WORK TO BE COMPLETED: From the entries below, count the lines with "electricity". Write only the count.

Stored data:
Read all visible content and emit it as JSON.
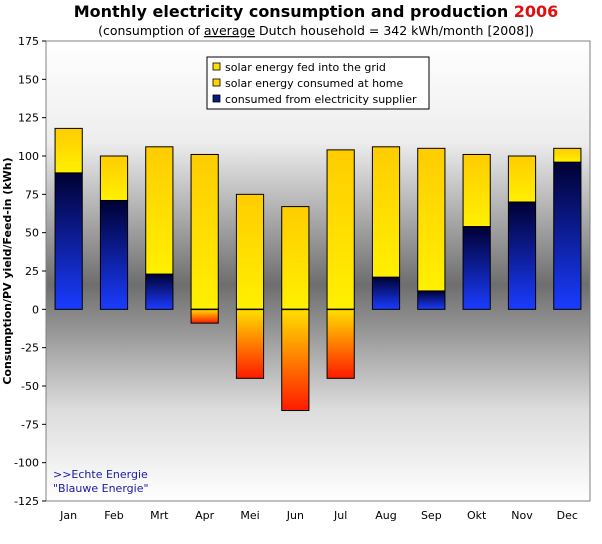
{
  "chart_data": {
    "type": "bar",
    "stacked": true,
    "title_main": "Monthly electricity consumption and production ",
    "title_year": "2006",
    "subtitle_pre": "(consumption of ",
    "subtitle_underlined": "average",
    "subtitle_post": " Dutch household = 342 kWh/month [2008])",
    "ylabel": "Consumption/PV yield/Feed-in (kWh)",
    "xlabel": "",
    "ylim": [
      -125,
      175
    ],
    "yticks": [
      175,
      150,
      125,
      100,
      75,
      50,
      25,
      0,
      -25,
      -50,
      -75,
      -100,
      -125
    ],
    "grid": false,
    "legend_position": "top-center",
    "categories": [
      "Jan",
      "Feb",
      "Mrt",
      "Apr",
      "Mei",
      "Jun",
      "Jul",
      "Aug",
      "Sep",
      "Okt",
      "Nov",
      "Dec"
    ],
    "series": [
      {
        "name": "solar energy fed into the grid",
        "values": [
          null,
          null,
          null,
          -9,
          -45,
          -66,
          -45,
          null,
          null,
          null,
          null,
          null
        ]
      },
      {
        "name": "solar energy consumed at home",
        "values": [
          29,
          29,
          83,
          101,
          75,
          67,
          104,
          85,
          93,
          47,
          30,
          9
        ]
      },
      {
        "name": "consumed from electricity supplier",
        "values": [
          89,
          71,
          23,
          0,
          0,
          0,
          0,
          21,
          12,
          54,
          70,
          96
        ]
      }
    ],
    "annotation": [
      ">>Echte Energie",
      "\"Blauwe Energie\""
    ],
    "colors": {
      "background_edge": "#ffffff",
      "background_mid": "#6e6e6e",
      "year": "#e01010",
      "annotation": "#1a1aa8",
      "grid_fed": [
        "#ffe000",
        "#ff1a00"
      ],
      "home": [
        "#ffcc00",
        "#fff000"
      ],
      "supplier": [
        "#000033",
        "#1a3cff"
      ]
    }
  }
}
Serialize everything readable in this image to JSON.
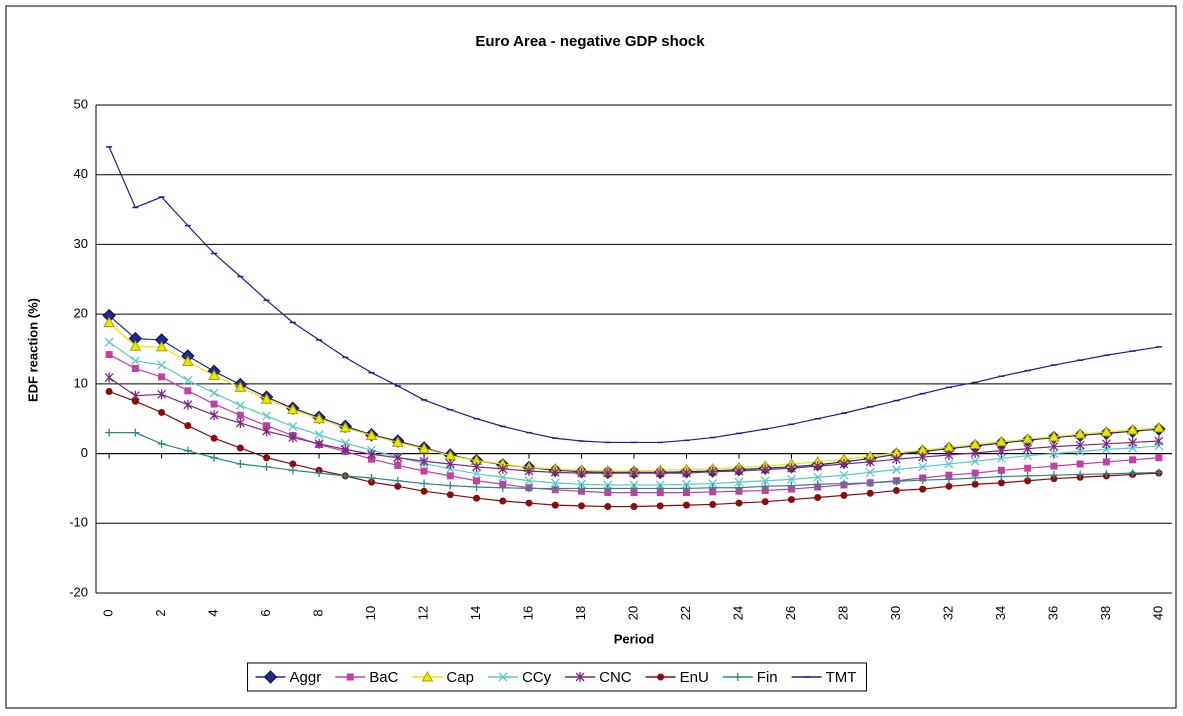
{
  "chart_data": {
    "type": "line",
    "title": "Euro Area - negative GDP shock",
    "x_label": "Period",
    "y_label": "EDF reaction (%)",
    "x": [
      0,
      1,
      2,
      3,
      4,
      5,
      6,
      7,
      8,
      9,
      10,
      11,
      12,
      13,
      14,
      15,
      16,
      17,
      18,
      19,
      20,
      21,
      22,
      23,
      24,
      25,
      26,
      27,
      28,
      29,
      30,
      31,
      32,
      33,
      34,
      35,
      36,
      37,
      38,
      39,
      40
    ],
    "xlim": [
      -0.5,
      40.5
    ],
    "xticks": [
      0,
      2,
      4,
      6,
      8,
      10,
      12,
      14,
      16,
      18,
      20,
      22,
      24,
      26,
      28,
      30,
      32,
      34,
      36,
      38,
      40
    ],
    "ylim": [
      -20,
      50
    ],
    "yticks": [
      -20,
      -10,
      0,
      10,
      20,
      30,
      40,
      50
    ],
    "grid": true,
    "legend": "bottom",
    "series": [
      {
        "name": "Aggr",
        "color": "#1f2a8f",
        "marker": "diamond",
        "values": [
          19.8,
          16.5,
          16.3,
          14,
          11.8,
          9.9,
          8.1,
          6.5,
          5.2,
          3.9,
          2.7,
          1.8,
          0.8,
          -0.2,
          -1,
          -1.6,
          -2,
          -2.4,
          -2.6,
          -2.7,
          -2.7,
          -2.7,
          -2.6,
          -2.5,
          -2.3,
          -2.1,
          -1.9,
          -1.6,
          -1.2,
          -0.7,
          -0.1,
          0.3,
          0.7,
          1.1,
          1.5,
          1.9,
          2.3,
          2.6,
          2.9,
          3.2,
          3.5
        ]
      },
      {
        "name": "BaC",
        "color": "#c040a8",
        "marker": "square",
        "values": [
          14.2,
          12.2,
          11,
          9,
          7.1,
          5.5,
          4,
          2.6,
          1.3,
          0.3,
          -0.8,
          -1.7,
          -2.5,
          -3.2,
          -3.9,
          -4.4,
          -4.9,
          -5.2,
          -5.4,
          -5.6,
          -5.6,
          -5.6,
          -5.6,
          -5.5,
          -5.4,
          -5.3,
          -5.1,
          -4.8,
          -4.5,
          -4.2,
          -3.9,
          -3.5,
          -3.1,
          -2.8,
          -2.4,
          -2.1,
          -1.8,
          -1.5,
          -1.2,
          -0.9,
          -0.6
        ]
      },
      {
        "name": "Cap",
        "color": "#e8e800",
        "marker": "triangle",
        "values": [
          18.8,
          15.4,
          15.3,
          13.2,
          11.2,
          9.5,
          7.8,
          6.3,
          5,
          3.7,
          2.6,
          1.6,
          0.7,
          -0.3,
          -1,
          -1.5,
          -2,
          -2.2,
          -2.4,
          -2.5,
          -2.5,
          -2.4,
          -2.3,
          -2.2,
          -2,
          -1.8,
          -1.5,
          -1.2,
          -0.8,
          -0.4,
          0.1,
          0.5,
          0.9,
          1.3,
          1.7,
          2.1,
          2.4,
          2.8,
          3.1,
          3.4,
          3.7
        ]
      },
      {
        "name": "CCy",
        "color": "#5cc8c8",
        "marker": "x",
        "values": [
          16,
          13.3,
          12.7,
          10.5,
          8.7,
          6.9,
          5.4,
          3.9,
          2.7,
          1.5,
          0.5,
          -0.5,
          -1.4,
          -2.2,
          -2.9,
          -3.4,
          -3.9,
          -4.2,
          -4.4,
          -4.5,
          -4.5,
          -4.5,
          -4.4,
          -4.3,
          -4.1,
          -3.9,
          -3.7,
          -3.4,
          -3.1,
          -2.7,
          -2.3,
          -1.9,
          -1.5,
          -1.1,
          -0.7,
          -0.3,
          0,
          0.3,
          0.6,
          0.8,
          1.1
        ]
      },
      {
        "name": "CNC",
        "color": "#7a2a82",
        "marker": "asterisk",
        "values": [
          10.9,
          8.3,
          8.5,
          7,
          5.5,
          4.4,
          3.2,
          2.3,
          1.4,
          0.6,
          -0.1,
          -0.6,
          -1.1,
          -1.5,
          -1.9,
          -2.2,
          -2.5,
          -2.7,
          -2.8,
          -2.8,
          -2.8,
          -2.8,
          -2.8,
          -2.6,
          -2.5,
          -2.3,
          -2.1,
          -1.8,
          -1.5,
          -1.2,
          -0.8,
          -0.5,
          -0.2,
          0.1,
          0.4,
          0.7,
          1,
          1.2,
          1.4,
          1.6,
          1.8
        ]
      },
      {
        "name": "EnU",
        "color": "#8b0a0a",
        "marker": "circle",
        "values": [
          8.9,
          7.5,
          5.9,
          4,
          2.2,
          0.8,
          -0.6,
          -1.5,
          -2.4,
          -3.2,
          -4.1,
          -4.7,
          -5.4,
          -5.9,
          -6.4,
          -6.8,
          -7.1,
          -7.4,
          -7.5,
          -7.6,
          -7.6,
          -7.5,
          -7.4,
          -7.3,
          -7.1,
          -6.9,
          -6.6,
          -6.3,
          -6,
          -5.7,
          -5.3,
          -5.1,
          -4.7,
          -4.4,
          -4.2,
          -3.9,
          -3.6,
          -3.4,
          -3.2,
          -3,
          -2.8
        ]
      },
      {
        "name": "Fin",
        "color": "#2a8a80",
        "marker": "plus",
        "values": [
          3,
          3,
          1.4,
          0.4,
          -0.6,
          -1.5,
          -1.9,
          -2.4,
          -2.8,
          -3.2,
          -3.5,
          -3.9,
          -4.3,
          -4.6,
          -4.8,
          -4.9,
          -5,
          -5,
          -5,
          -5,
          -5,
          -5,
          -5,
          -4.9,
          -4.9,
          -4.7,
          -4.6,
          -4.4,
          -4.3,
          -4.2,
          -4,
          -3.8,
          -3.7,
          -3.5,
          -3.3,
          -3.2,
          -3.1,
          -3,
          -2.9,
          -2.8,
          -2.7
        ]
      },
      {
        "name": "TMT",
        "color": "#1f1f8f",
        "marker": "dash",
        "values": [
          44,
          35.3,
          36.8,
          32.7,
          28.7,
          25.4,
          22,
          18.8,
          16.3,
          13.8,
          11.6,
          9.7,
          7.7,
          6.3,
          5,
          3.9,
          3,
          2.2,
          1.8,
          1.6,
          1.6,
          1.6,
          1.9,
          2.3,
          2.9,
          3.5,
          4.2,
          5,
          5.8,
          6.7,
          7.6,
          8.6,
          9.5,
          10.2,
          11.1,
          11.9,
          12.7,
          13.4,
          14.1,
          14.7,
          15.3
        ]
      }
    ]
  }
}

FINISHED ANSWER: 2